## The problem
Going through the material below, please gather all lines with the word "Isolamento" in them.

## Data shown
◇ ◇ ◇

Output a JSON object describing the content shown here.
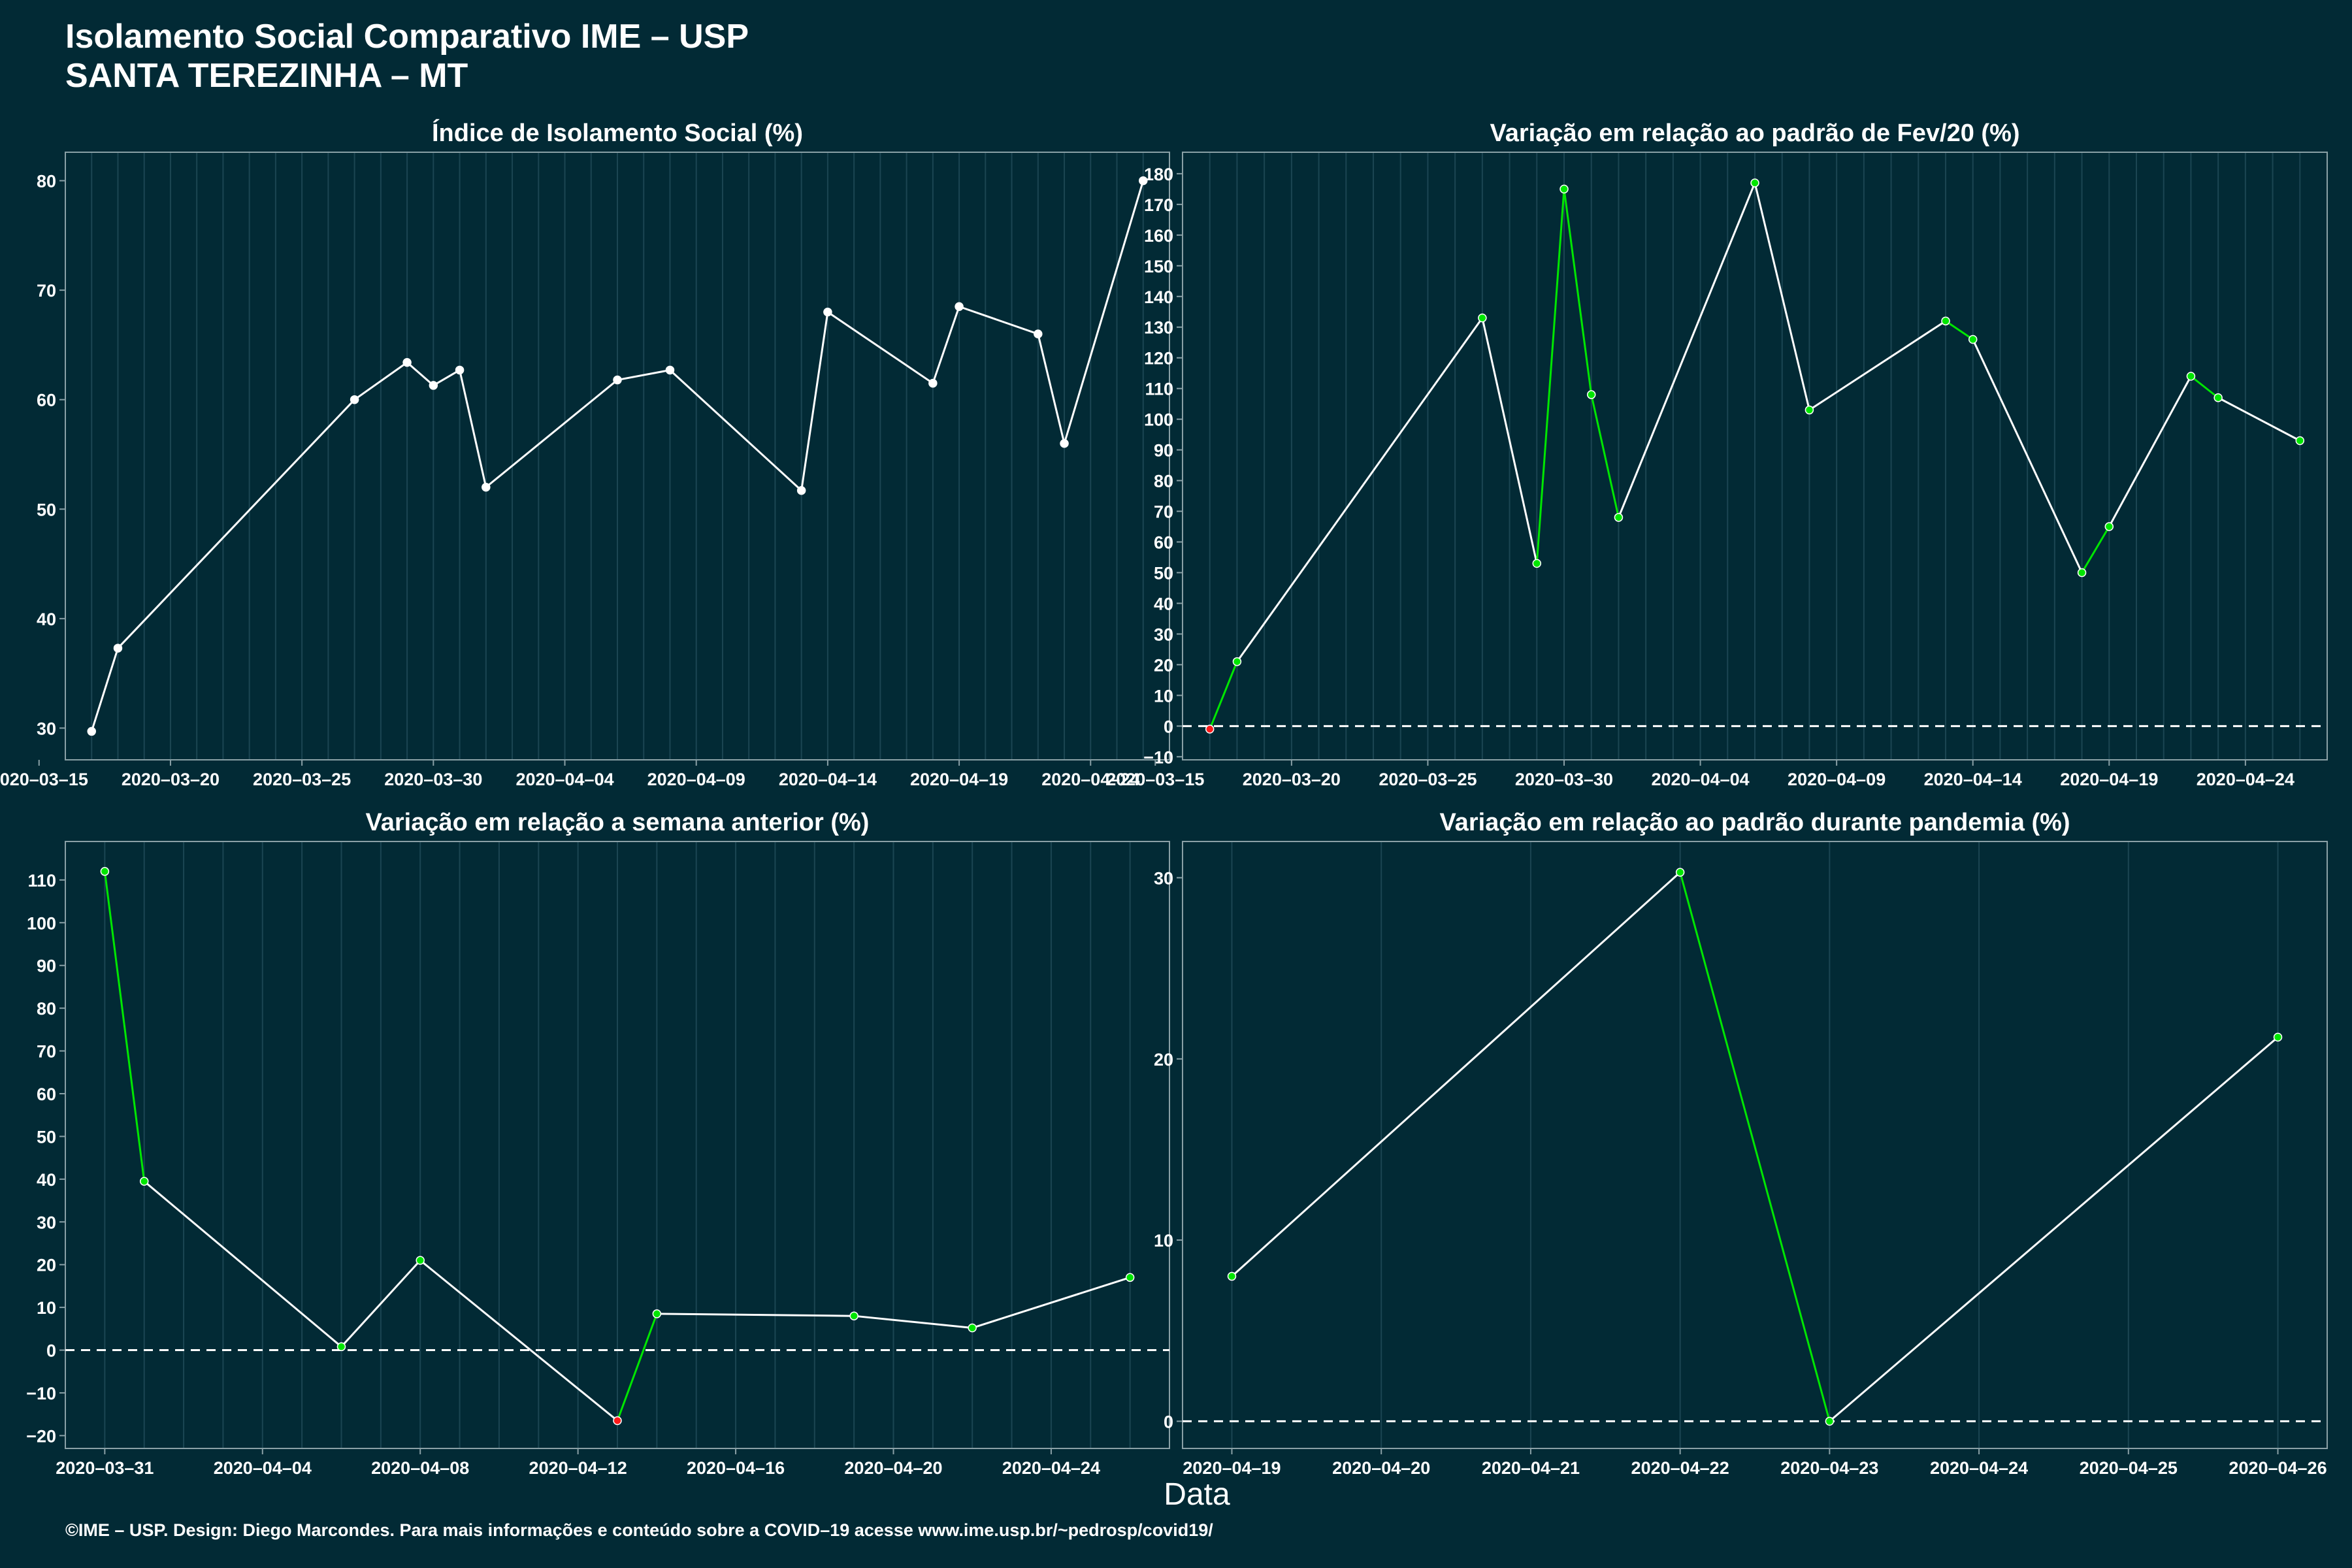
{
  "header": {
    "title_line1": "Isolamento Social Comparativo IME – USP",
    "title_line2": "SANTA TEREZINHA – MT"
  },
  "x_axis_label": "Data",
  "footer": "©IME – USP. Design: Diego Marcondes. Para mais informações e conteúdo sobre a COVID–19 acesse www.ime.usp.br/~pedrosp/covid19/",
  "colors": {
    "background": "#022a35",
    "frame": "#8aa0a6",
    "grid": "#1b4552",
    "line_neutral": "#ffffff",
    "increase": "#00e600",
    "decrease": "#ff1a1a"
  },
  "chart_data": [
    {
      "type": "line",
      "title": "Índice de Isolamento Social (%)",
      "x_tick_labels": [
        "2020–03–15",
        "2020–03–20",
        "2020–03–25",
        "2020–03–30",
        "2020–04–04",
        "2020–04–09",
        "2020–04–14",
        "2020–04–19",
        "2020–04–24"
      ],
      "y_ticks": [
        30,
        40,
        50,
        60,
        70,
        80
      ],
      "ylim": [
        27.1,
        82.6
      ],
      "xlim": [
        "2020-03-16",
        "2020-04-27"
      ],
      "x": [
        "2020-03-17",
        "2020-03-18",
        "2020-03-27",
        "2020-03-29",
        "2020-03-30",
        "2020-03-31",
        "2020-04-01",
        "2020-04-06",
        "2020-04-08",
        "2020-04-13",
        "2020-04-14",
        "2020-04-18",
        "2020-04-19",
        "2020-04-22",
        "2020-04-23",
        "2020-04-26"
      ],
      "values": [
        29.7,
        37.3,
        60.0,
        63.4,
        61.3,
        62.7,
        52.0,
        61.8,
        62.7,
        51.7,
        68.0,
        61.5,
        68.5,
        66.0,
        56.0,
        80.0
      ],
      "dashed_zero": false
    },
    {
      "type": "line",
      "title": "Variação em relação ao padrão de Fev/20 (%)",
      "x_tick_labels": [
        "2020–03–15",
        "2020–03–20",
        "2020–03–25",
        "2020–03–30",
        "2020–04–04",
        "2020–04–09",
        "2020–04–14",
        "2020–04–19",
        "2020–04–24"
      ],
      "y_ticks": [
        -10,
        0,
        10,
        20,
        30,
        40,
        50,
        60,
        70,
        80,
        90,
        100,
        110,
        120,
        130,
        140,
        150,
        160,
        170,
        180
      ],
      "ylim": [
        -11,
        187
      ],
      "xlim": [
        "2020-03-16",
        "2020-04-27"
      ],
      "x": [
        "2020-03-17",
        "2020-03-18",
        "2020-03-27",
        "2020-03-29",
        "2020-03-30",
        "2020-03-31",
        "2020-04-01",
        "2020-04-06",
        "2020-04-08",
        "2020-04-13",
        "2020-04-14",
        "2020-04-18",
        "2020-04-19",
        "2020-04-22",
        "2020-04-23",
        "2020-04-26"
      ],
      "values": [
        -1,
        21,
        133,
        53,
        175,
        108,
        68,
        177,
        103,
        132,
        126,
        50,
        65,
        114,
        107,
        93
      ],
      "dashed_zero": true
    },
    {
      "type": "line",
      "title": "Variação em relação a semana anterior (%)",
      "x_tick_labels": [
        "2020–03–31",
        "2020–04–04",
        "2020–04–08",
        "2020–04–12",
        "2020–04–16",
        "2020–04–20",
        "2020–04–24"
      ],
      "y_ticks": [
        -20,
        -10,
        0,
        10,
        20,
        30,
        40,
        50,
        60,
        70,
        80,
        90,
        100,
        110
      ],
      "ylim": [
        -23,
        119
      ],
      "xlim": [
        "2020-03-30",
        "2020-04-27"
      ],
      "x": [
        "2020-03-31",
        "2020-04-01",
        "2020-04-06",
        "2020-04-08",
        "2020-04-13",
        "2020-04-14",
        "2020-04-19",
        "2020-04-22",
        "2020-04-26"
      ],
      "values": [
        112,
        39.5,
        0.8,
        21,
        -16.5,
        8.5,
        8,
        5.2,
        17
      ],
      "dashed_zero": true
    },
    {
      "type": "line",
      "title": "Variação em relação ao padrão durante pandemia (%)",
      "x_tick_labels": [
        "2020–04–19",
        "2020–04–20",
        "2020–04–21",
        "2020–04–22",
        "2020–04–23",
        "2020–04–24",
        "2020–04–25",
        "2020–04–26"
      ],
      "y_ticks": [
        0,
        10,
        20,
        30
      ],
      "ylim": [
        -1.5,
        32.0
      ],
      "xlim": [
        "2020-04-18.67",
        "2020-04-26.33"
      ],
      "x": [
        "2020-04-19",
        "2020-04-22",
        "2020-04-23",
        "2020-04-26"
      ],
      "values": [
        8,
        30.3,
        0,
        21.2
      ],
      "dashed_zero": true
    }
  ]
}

◇ ◇ ◇

## Exercise response
    "title_line1": "Isolamento Social Comparativo IME – USP",
      "title": "Índice de Isolamento Social (%)",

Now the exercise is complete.